-- start of RAW DATA --

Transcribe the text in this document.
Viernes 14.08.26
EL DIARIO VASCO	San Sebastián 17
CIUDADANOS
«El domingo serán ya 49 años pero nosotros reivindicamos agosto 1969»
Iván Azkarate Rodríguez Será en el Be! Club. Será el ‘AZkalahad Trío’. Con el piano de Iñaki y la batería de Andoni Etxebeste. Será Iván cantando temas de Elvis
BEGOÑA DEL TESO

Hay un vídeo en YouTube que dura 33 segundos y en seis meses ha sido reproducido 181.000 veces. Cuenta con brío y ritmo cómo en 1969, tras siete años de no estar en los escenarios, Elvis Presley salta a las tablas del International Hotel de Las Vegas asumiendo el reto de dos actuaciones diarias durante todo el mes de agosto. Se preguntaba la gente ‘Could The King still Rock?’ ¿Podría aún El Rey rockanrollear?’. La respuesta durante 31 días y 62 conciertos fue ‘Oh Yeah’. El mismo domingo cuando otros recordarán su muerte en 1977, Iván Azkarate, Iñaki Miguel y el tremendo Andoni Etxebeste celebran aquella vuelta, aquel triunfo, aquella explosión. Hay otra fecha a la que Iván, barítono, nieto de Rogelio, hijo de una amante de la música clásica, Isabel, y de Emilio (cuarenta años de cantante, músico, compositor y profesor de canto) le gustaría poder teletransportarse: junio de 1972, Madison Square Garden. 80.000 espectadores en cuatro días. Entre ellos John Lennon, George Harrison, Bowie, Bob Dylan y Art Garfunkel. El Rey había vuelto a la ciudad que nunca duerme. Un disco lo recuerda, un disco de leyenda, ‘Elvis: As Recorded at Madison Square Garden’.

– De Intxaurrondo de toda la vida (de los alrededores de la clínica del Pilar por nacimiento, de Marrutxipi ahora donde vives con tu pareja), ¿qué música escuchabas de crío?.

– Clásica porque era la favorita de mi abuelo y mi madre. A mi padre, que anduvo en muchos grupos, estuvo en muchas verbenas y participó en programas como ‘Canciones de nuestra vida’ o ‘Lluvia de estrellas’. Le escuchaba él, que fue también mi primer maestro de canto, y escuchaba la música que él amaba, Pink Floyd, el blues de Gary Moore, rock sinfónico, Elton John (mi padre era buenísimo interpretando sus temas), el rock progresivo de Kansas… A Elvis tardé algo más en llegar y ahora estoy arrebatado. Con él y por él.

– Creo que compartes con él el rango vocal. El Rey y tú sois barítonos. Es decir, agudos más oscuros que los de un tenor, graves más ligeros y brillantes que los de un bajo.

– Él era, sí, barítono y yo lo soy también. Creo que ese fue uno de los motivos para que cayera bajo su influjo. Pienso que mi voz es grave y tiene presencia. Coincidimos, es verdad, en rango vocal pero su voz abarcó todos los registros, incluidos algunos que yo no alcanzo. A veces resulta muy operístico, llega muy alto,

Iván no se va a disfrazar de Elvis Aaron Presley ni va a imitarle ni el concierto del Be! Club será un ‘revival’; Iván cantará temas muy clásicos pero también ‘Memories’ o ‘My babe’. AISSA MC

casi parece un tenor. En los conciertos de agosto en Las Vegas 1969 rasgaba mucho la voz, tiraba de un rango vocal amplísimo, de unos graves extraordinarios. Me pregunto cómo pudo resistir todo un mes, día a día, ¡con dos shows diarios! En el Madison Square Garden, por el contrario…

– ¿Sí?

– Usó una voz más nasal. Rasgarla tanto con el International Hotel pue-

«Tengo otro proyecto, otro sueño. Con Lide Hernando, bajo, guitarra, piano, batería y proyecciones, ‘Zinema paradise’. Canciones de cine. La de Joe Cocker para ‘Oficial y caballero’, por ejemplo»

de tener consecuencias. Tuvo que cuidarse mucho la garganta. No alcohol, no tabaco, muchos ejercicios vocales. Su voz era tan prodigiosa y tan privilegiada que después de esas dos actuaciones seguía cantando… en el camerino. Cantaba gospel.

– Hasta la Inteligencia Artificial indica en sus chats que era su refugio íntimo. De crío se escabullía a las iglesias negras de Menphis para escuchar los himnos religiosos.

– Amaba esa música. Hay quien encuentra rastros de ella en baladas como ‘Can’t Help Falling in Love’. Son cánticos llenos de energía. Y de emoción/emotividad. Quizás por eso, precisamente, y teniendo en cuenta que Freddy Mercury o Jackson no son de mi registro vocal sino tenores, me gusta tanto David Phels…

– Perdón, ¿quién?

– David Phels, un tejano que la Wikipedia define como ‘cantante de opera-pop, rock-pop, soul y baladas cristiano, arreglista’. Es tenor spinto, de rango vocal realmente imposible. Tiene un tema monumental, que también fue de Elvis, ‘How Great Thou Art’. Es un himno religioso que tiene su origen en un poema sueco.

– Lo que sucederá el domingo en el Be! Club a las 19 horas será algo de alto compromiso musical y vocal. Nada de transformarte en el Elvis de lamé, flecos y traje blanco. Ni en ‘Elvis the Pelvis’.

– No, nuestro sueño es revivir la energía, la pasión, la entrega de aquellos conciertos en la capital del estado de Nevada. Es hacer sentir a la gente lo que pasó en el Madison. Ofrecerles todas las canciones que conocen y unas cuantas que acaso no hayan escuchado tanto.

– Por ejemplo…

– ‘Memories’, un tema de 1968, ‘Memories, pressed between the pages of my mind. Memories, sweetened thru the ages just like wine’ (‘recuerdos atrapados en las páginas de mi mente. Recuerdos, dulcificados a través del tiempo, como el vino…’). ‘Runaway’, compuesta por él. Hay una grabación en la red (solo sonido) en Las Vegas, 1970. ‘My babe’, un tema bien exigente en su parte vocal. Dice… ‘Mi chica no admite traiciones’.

-- end of RAW DATA --

* _WHAT IS REQUIRED_
Each record above should be restated word for word.

* _FINISHED EXERCISE_
Transcribe the text in this document.
Viernes 14.08.26
EL DIARIO VASCO	San Sebastián 17
CIUDADANOS
«El domingo serán ya 49 años pero nosotros reivindicamos agosto 1969»
Iván Azkarate Rodríguez Será en el Be! Club. Será el ‘AZkalahad Trío’. Con el piano de Iñaki y la batería de Andoni Etxebeste. Será Iván cantando temas de Elvis
BEGOÑA DEL TESO

Hay un vídeo en YouTube que dura 33 segundos y en seis meses ha sido reproducido 181.000 veces. Cuenta con brío y ritmo cómo en 1969, tras siete años de no estar en los escenarios, Elvis Presley salta a las tablas del International Hotel de Las Vegas asumiendo el reto de dos actuaciones diarias durante todo el mes de agosto. Se preguntaba la gente ‘Could The King still Rock?’ ¿Podría aún El Rey rockanrollear?’. La respuesta durante 31 días y 62 conciertos fue ‘Oh Yeah’. El mismo domingo cuando otros recordarán su muerte en 1977, Iván Azkarate, Iñaki Miguel y el tremendo Andoni Etxebeste celebran aquella vuelta, aquel triunfo, aquella explosión. Hay otra fecha a la que Iván, barítono, nieto de Rogelio, hijo de una amante de la música clásica, Isabel, y de Emilio (cuarenta años de cantante, músico, compositor y profesor de canto) le gustaría poder teletransportarse: junio de 1972, Madison Square Garden. 80.000 espectadores en cuatro días. Entre ellos John Lennon, George Harrison, Bowie, Bob Dylan y Art Garfunkel. El Rey había vuelto a la ciudad que nunca duerme. Un disco lo recuerda, un disco de leyenda, ‘Elvis: As Recorded at Madison Square Garden’.

– De Intxaurrondo de toda la vida (de los alrededores de la clínica del Pilar por nacimiento, de Marrutxipi ahora donde vives con tu pareja), ¿qué música escuchabas de crío?.

– Clásica porque era la favorita de mi abuelo y mi madre. A mi padre, que anduvo en muchos grupos, estuvo en muchas verbenas y participó en programas como ‘Canciones de nuestra vida’ o ‘Lluvia de estrellas’. Le escuchaba él, que fue también mi primer maestro de canto, y escuchaba la música que él amaba, Pink Floyd, el blues de Gary Moore, rock sinfónico, Elton John (mi padre era buenísimo interpretando sus temas), el rock progresivo de Kansas… A Elvis tardé algo más en llegar y ahora estoy arrebatado. Con él y por él.

– Creo que compartes con él el rango vocal. El Rey y tú sois barítonos. Es decir, agudos más oscuros que los de un tenor, graves más ligeros y brillantes que los de un bajo.

– Él era, sí, barítono y yo lo soy también. Creo que ese fue uno de los motivos para que cayera bajo su influjo. Pienso que mi voz es grave y tiene presencia. Coincidimos, es verdad, en rango vocal pero su voz abarcó todos los registros, incluidos algunos que yo no alcanzo. A veces resulta muy operístico, llega muy alto,

Iván no se va a disfrazar de Elvis Aaron Presley ni va a imitarle ni el concierto del Be! Club será un ‘revival’; Iván cantará temas muy clásicos pero también ‘Memories’ o ‘My babe’. AISSA MC

casi parece un tenor. En los conciertos de agosto en Las Vegas 1969 rasgaba mucho la voz, tiraba de un rango vocal amplísimo, de unos graves extraordinarios. Me pregunto cómo pudo resistir todo un mes, día a día, ¡con dos shows diarios! En el Madison Square Garden, por el contrario…

– ¿Sí?

– Usó una voz más nasal. Rasgarla tanto con el International Hotel pue-

«Tengo otro proyecto, otro sueño. Con Lide Hernando, bajo, guitarra, piano, batería y proyecciones, ‘Zinema paradise’. Canciones de cine. La de Joe Cocker para ‘Oficial y caballero’, por ejemplo»

de tener consecuencias. Tuvo que cuidarse mucho la garganta. No alcohol, no tabaco, muchos ejercicios vocales. Su voz era tan prodigiosa y tan privilegiada que después de esas dos actuaciones seguía cantando… en el camerino. Cantaba gospel.

– Hasta la Inteligencia Artificial indica en sus chats que era su refugio íntimo. De crío se escabullía a las iglesias negras de Menphis para escuchar los himnos religiosos.

– Amaba esa música. Hay quien encuentra rastros de ella en baladas como ‘Can’t Help Falling in Love’. Son cánticos llenos de energía. Y de emoción/emotividad. Quizás por eso, precisamente, y teniendo en cuenta que Freddy Mercury o Jackson no son de mi registro vocal sino tenores, me gusta tanto David Phels…

– Perdón, ¿quién?

– David Phels, un tejano que la Wikipedia define como ‘cantante de opera-pop, rock-pop, soul y baladas cristiano, arreglista’. Es tenor spinto, de rango vocal realmente imposible. Tiene un tema monumental, que también fue de Elvis, ‘How Great Thou Art’. Es un himno religioso que tiene su origen en un poema sueco.

– Lo que sucederá el domingo en el Be! Club a las 19 horas será algo de alto compromiso musical y vocal. Nada de transformarte en el Elvis de lamé, flecos y traje blanco. Ni en ‘Elvis the Pelvis’.

– No, nuestro sueño es revivir la energía, la pasión, la entrega de aquellos conciertos en la capital del estado de Nevada. Es hacer sentir a la gente lo que pasó en el Madison. Ofrecerles todas las canciones que conocen y unas cuantas que acaso no hayan escuchado tanto.

– Por ejemplo…

– ‘Memories’, un tema de 1968, ‘Memories, pressed between the pages of my mind. Memories, sweetened thru the ages just like wine’ (‘recuerdos atrapados en las páginas de mi mente. Recuerdos, dulcificados a través del tiempo, como el vino…’). ‘Runaway’, compuesta por él. Hay una grabación en la red (solo sonido) en Las Vegas, 1970. ‘My babe’, un tema bien exigente en su parte vocal. Dice… ‘Mi chica no admite traiciones’.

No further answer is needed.